> [Records for this task]:
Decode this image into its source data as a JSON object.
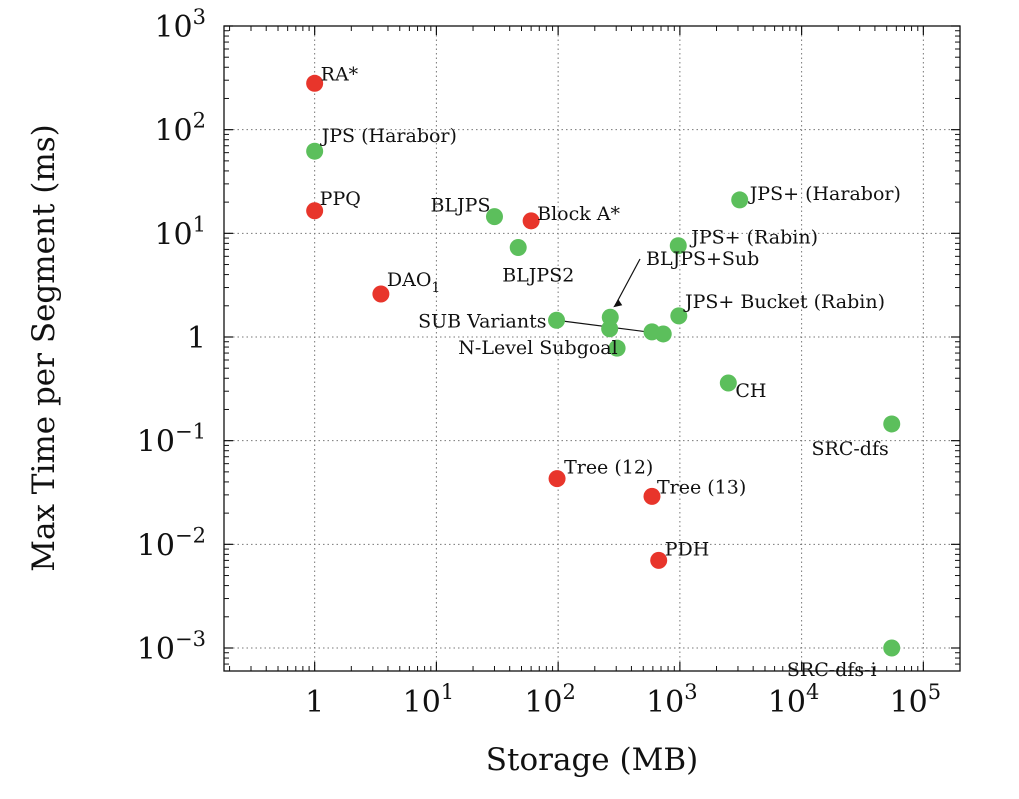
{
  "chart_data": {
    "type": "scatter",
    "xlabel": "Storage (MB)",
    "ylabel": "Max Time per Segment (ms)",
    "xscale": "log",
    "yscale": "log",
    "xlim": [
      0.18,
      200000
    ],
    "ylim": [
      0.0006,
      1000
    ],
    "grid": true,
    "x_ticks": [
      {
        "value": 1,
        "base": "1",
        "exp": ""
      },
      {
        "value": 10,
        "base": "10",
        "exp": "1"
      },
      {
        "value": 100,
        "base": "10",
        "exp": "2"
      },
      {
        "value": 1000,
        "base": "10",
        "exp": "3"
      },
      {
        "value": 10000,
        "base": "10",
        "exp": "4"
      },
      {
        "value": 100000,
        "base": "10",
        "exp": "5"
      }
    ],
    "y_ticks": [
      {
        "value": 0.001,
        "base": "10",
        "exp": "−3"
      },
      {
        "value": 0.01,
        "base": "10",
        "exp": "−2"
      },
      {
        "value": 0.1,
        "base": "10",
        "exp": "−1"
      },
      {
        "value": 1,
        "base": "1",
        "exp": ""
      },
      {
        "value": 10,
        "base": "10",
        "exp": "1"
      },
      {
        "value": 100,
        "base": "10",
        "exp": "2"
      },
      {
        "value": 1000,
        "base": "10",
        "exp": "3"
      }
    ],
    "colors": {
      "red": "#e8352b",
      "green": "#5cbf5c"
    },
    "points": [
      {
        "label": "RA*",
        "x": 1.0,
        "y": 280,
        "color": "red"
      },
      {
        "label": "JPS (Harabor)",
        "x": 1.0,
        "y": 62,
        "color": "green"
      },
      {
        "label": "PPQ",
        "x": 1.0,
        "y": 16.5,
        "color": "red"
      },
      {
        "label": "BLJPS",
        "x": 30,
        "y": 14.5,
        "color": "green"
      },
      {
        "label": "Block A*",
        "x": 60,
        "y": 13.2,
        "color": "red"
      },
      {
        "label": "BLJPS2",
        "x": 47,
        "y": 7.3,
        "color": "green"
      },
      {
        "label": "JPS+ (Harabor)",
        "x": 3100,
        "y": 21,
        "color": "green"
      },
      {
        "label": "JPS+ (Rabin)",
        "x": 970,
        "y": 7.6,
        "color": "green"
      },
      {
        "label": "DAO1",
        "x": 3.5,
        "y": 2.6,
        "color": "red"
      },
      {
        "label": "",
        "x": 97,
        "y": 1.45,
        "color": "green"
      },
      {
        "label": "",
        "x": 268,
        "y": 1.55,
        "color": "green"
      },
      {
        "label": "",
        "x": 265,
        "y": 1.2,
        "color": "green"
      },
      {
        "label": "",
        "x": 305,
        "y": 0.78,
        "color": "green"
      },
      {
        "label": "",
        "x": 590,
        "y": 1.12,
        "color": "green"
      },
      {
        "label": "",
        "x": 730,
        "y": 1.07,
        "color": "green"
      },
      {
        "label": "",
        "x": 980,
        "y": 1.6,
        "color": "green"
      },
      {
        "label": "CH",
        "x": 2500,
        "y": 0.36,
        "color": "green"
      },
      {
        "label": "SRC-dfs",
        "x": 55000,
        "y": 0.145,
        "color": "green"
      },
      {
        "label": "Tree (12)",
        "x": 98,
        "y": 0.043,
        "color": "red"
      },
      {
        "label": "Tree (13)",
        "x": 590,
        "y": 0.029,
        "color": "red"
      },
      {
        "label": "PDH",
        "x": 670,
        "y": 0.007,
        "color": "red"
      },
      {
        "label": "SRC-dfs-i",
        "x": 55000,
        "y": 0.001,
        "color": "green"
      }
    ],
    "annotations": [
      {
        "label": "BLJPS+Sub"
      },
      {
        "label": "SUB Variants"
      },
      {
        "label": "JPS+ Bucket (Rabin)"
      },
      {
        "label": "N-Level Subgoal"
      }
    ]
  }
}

> [Directions]:
Write out each line of the data exactly; the images should be left out.

> [Task answer]:
Decode this image into its source data as a JSON object.
{
  "chart_data": {
    "type": "scatter",
    "xlabel": "Storage (MB)",
    "ylabel": "Max Time per Segment (ms)",
    "xscale": "log",
    "yscale": "log",
    "xlim": [
      0.18,
      200000
    ],
    "ylim": [
      0.0006,
      1000
    ],
    "grid": true,
    "x_ticks": [
      {
        "value": 1,
        "base": "1",
        "exp": ""
      },
      {
        "value": 10,
        "base": "10",
        "exp": "1"
      },
      {
        "value": 100,
        "base": "10",
        "exp": "2"
      },
      {
        "value": 1000,
        "base": "10",
        "exp": "3"
      },
      {
        "value": 10000,
        "base": "10",
        "exp": "4"
      },
      {
        "value": 100000,
        "base": "10",
        "exp": "5"
      }
    ],
    "y_ticks": [
      {
        "value": 0.001,
        "base": "10",
        "exp": "−3"
      },
      {
        "value": 0.01,
        "base": "10",
        "exp": "−2"
      },
      {
        "value": 0.1,
        "base": "10",
        "exp": "−1"
      },
      {
        "value": 1,
        "base": "1",
        "exp": ""
      },
      {
        "value": 10,
        "base": "10",
        "exp": "1"
      },
      {
        "value": 100,
        "base": "10",
        "exp": "2"
      },
      {
        "value": 1000,
        "base": "10",
        "exp": "3"
      }
    ],
    "colors": {
      "red": "#e8352b",
      "green": "#5cbf5c"
    },
    "points": [
      {
        "label": "RA*",
        "x": 1.0,
        "y": 280,
        "color": "red"
      },
      {
        "label": "JPS (Harabor)",
        "x": 1.0,
        "y": 62,
        "color": "green"
      },
      {
        "label": "PPQ",
        "x": 1.0,
        "y": 16.5,
        "color": "red"
      },
      {
        "label": "BLJPS",
        "x": 30,
        "y": 14.5,
        "color": "green"
      },
      {
        "label": "Block A*",
        "x": 60,
        "y": 13.2,
        "color": "red"
      },
      {
        "label": "BLJPS2",
        "x": 47,
        "y": 7.3,
        "color": "green"
      },
      {
        "label": "JPS+ (Harabor)",
        "x": 3100,
        "y": 21,
        "color": "green"
      },
      {
        "label": "JPS+ (Rabin)",
        "x": 970,
        "y": 7.6,
        "color": "green"
      },
      {
        "label": "DAO1",
        "x": 3.5,
        "y": 2.6,
        "color": "red"
      },
      {
        "label": "",
        "x": 97,
        "y": 1.45,
        "color": "green"
      },
      {
        "label": "",
        "x": 268,
        "y": 1.55,
        "color": "green"
      },
      {
        "label": "",
        "x": 265,
        "y": 1.2,
        "color": "green"
      },
      {
        "label": "",
        "x": 305,
        "y": 0.78,
        "color": "green"
      },
      {
        "label": "",
        "x": 590,
        "y": 1.12,
        "color": "green"
      },
      {
        "label": "",
        "x": 730,
        "y": 1.07,
        "color": "green"
      },
      {
        "label": "",
        "x": 980,
        "y": 1.6,
        "color": "green"
      },
      {
        "label": "CH",
        "x": 2500,
        "y": 0.36,
        "color": "green"
      },
      {
        "label": "SRC-dfs",
        "x": 55000,
        "y": 0.145,
        "color": "green"
      },
      {
        "label": "Tree (12)",
        "x": 98,
        "y": 0.043,
        "color": "red"
      },
      {
        "label": "Tree (13)",
        "x": 590,
        "y": 0.029,
        "color": "red"
      },
      {
        "label": "PDH",
        "x": 670,
        "y": 0.007,
        "color": "red"
      },
      {
        "label": "SRC-dfs-i",
        "x": 55000,
        "y": 0.001,
        "color": "green"
      }
    ],
    "annotations": [
      {
        "label": "BLJPS+Sub"
      },
      {
        "label": "SUB Variants"
      },
      {
        "label": "JPS+ Bucket (Rabin)"
      },
      {
        "label": "N-Level Subgoal"
      }
    ]
  }
}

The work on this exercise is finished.